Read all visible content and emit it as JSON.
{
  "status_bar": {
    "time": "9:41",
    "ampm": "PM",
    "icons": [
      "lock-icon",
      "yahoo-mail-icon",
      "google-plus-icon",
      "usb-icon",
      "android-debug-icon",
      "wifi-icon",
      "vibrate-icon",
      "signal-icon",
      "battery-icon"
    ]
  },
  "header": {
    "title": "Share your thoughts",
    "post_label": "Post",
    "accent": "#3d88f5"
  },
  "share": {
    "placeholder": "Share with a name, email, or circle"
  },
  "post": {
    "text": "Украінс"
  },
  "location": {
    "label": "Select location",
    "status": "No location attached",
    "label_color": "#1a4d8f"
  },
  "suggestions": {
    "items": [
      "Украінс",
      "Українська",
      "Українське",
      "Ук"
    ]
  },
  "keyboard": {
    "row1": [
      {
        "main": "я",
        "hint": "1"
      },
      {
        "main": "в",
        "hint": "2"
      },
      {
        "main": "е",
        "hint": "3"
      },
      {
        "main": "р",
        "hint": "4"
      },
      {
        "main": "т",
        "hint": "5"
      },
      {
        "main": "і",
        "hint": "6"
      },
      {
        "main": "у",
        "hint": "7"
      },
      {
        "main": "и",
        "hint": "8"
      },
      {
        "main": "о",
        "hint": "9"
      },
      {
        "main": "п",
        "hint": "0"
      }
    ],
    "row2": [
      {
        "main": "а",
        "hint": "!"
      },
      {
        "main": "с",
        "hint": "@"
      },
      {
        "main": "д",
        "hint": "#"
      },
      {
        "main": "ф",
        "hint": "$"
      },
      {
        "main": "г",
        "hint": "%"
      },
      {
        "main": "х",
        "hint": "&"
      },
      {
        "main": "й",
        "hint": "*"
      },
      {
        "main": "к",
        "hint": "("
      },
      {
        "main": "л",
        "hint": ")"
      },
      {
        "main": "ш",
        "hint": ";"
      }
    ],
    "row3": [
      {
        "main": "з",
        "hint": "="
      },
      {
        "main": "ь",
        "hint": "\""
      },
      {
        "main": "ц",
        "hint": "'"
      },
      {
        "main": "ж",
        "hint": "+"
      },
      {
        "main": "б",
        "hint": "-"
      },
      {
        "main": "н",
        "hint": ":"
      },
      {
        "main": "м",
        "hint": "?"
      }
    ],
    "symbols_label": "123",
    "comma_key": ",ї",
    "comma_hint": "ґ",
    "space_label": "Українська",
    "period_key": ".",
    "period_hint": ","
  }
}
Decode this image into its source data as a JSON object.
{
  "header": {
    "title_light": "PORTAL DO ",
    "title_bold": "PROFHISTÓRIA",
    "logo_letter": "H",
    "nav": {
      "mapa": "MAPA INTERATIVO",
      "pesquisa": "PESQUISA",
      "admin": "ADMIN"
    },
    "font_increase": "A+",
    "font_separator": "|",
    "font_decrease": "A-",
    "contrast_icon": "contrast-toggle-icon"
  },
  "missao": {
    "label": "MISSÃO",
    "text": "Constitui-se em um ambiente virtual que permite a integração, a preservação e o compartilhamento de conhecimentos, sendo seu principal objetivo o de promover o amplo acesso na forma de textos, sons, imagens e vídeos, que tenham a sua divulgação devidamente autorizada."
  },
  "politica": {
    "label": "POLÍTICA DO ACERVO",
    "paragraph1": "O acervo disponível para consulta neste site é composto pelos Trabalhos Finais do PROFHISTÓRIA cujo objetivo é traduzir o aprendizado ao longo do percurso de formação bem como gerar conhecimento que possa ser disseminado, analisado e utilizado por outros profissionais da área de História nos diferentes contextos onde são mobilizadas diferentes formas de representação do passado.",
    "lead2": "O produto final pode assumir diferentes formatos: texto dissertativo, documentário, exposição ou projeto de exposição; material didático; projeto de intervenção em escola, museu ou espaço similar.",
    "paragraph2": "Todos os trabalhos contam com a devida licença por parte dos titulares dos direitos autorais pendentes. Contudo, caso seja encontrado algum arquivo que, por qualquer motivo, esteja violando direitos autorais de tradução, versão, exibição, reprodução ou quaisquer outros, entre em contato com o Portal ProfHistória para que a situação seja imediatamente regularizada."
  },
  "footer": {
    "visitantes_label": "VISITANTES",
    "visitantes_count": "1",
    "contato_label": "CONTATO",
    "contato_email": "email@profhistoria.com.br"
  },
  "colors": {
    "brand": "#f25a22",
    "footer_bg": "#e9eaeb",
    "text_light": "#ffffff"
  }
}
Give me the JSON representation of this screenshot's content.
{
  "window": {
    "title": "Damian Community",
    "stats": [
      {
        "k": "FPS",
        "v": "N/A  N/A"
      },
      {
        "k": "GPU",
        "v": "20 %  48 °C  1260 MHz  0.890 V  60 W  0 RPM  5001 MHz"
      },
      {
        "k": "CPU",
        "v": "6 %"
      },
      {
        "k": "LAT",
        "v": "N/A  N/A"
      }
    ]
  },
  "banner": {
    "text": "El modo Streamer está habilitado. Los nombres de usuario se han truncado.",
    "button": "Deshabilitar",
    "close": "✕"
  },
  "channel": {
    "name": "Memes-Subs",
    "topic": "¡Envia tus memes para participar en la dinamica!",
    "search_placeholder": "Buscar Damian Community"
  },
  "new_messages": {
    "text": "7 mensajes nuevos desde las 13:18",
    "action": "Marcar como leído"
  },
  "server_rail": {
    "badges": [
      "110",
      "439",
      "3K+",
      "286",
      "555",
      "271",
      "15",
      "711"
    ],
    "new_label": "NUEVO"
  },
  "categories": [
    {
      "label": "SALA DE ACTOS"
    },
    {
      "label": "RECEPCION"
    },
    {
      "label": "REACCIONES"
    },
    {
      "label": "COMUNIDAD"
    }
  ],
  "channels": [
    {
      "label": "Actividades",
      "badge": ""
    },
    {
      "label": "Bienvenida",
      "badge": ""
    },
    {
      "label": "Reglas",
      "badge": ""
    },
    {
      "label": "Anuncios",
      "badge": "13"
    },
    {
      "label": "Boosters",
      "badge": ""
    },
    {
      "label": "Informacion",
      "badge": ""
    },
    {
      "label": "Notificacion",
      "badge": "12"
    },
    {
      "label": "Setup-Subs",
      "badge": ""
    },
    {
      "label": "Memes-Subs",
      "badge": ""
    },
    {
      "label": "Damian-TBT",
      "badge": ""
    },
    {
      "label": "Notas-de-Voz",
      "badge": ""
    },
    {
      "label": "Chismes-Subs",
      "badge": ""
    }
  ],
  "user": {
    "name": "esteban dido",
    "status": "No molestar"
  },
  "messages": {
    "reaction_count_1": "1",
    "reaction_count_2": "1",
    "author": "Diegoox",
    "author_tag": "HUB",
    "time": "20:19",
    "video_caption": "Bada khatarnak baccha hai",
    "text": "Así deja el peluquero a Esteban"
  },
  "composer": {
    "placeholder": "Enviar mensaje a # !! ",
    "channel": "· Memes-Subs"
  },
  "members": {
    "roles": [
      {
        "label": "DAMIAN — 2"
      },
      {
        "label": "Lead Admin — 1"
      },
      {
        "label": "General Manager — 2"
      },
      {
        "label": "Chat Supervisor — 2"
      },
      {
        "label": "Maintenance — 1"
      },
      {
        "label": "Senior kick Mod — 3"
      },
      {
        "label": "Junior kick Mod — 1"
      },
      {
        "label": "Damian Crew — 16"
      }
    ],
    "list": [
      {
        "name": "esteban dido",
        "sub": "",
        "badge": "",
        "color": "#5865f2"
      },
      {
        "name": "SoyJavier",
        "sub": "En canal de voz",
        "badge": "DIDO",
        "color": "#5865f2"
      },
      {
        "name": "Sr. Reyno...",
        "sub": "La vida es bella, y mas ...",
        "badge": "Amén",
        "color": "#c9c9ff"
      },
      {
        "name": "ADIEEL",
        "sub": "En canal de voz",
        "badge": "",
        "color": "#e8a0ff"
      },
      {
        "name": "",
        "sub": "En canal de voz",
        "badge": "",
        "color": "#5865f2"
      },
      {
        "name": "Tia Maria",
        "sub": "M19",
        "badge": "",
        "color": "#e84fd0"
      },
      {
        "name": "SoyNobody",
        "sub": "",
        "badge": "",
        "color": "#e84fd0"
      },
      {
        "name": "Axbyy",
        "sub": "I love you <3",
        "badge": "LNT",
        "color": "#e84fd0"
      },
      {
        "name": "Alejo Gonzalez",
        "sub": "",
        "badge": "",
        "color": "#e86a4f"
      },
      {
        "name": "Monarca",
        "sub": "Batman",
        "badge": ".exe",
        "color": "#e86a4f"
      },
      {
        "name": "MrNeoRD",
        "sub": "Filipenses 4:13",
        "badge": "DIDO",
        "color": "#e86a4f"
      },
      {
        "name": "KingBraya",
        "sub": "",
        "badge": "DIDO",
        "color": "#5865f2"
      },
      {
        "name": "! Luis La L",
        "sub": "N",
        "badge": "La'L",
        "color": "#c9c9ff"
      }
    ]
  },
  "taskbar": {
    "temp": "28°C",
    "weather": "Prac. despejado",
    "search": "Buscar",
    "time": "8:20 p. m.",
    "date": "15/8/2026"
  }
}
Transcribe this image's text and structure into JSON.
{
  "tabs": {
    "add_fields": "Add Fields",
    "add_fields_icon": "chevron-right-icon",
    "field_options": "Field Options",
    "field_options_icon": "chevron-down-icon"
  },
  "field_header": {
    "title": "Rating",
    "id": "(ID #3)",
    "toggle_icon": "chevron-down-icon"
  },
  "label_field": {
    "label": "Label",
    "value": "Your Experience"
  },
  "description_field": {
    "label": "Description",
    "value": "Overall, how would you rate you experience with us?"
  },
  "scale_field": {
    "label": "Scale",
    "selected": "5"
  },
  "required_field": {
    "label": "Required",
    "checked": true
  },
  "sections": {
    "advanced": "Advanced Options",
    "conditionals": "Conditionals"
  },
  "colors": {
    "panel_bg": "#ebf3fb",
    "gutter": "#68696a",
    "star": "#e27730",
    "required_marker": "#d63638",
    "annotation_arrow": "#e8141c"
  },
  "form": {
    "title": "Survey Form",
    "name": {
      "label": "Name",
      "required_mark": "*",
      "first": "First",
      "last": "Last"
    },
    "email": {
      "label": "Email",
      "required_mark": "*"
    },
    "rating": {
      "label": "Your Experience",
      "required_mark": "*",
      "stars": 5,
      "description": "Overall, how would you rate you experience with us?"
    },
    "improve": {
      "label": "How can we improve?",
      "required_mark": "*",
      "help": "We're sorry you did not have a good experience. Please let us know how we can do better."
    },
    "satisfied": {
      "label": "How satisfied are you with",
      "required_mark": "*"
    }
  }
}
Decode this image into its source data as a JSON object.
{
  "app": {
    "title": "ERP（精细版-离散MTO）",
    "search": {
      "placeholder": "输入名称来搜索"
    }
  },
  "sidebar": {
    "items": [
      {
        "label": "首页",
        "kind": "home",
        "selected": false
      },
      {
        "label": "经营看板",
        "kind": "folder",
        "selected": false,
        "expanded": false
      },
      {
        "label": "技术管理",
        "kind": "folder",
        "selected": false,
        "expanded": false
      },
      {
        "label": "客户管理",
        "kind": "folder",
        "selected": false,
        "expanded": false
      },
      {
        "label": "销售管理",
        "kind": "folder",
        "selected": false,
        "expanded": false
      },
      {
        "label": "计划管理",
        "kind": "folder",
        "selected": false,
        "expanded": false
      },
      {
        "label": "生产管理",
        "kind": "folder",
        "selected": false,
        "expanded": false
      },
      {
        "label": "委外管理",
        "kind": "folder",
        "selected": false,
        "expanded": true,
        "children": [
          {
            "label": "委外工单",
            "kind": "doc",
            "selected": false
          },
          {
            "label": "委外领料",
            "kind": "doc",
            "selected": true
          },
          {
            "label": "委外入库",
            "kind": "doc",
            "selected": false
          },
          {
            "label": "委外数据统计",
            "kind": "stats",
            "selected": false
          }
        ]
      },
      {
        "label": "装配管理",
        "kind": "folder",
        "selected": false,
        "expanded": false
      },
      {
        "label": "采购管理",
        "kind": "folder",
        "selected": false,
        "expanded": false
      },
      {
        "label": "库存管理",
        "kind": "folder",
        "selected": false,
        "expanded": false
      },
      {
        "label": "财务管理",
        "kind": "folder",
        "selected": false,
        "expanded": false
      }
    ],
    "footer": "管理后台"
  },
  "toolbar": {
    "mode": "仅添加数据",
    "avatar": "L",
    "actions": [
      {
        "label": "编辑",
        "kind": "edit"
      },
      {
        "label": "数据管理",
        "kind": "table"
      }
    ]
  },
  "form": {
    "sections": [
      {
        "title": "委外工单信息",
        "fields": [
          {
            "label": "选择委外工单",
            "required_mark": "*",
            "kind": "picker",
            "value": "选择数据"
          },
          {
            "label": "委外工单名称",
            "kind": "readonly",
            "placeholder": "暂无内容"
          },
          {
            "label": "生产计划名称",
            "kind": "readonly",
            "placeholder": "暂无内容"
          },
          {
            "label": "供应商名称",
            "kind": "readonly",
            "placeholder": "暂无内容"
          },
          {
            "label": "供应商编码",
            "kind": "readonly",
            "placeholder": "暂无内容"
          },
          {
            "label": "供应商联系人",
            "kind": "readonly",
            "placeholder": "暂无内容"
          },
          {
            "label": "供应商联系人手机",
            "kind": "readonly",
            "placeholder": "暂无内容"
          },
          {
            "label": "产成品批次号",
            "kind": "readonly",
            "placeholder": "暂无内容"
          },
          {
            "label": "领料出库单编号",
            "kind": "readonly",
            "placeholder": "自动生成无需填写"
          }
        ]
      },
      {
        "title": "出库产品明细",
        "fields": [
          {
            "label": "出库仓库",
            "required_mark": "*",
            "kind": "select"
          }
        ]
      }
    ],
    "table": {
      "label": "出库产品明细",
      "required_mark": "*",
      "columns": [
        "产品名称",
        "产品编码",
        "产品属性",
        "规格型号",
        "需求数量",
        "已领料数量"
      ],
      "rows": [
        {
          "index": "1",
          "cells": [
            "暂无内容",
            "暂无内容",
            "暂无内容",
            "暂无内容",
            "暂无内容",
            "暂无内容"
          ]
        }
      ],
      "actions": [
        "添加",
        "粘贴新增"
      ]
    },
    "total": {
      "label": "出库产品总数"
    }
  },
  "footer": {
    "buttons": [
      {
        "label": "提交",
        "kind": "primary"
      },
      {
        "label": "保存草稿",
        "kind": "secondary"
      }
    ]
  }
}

# Exercise brief
Gather each line from the entries above that includes the word "location".

# Full output
  "location": {
    "label": "Select location",
    "status": "No location attached",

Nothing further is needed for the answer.